Step 3: System Installation
3.1 Create filesystem datasets to act as containers:
zfs create -o canmount=off -o mountpoint=none rpool/ROOT
zfs create -o canmount=off -o mountpoint=none bpool/BOOT
On Solaris systems, the root filesystem is cloned and the suffix is
incremented for major system changes through pkg image-update
or
beadm
. Similar functionality has been implemented in Ubuntu 20.04 with the
zsys
tool, though its dataset layout is more complicated. Even without
such a tool, the rpool/ROOT and bpool/BOOT containers can still be used
for manually created clones.
3.2 Create filesystem datasets for the root and boot filesystems:
zfs create -o canmount=noauto -o mountpoint=/ rpool/ROOT/ubuntu
zfs mount rpool/ROOT/ubuntu
zfs create -o canmount=noauto -o mountpoint=/boot bpool/BOOT/ubuntu
zfs mount bpool/BOOT/ubuntu
With ZFS, it is not normally necessary to use a mount command (either
mount
or zfs mount
). This situation is an exception because of
canmount=noauto
.
3.3 Create datasets:
zfs create rpool/home
zfs create -o mountpoint=/root rpool/home/root
zfs create -o canmount=off rpool/var
zfs create -o canmount=off rpool/var/lib
zfs create rpool/var/log
zfs create rpool/var/spool
The datasets below are optional, depending on your preferences and/or software choices.

Recorded information
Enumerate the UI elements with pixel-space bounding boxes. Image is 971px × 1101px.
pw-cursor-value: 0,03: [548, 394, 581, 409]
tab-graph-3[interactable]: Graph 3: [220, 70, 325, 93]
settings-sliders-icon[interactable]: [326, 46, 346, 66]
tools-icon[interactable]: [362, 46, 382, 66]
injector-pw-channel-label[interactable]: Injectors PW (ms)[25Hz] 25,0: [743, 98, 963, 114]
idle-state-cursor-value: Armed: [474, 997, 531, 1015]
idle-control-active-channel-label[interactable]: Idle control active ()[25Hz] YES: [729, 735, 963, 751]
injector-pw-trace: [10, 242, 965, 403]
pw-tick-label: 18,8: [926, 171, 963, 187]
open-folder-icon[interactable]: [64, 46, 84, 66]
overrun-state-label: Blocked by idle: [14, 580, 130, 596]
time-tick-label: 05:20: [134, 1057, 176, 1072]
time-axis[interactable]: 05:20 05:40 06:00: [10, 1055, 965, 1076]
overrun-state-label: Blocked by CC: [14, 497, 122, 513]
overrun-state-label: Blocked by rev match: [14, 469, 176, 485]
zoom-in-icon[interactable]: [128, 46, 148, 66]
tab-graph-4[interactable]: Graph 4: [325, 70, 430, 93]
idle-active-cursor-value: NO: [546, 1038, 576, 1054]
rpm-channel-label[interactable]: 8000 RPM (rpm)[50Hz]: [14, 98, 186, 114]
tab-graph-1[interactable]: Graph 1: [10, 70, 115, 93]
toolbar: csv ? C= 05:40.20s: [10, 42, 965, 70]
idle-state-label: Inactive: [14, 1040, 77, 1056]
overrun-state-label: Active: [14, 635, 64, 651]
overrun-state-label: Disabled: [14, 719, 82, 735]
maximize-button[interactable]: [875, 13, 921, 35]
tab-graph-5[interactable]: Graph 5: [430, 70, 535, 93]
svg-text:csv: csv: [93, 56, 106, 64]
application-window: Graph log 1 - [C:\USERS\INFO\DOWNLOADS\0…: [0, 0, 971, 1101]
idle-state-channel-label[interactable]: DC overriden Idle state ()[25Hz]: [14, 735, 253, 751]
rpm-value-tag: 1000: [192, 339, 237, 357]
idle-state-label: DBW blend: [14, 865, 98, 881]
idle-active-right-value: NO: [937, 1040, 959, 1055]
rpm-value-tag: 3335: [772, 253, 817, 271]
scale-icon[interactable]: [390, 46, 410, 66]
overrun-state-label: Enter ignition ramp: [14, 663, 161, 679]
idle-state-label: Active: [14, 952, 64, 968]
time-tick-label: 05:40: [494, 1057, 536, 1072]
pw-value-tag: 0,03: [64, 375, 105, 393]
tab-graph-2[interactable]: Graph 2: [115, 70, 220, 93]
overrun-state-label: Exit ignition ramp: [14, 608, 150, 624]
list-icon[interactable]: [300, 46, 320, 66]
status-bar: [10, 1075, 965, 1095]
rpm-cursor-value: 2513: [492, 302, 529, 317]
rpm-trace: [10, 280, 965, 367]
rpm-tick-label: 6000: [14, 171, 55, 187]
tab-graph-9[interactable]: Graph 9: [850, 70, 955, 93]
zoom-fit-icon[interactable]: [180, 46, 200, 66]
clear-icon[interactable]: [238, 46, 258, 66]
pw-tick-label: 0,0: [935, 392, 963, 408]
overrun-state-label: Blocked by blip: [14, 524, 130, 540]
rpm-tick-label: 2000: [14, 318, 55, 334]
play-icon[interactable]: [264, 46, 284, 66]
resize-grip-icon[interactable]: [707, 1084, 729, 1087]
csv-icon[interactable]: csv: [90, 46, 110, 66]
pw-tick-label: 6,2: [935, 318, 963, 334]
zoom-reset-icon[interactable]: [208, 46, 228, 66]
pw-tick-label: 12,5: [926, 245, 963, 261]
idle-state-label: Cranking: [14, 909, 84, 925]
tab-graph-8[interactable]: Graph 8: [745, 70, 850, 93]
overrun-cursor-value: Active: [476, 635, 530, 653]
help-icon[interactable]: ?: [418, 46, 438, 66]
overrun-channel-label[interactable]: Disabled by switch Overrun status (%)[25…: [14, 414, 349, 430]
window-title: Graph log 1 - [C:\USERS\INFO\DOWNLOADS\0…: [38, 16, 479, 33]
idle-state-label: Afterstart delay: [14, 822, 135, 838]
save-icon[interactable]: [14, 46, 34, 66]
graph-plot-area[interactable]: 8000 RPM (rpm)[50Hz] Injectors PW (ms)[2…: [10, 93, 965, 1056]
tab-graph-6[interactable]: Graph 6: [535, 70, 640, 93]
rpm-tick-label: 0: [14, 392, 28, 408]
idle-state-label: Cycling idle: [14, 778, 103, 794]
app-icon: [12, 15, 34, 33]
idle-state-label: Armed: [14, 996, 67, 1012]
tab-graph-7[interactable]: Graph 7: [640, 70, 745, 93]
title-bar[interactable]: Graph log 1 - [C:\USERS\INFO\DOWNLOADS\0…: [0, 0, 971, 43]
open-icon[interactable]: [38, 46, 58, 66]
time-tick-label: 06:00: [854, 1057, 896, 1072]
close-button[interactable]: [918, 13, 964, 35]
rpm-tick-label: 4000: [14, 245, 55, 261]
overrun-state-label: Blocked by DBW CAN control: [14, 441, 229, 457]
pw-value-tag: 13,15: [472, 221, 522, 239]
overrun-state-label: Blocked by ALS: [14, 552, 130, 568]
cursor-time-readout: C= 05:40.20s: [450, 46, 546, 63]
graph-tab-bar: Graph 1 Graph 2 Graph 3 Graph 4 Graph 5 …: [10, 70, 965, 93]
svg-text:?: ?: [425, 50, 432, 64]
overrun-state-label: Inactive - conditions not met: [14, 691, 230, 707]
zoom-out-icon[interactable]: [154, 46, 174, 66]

Instructions to follow
Copy out the passage of the ZFS installation text starting at "Step 3: System" and ending at "manually created clones.". Rely only on the text about ZFS system installation for this.

Solution to this task
Step 3: System Installation
3.1 Create filesystem datasets to act as containers:
zfs create -o canmount=off -o mountpoint=none rpool/ROOT
zfs create -o canmount=off -o mountpoint=none bpool/BOOT
On Solaris systems, the root filesystem is cloned and the suffix is
incremented for major system changes through pkg image-update
or
beadm
. Similar functionality has been implemented in Ubuntu 20.04 with the
zsys
tool, though its dataset layout is more complicated. Even without
such a tool, the rpool/ROOT and bpool/BOOT containers can still be used
for manually created clones.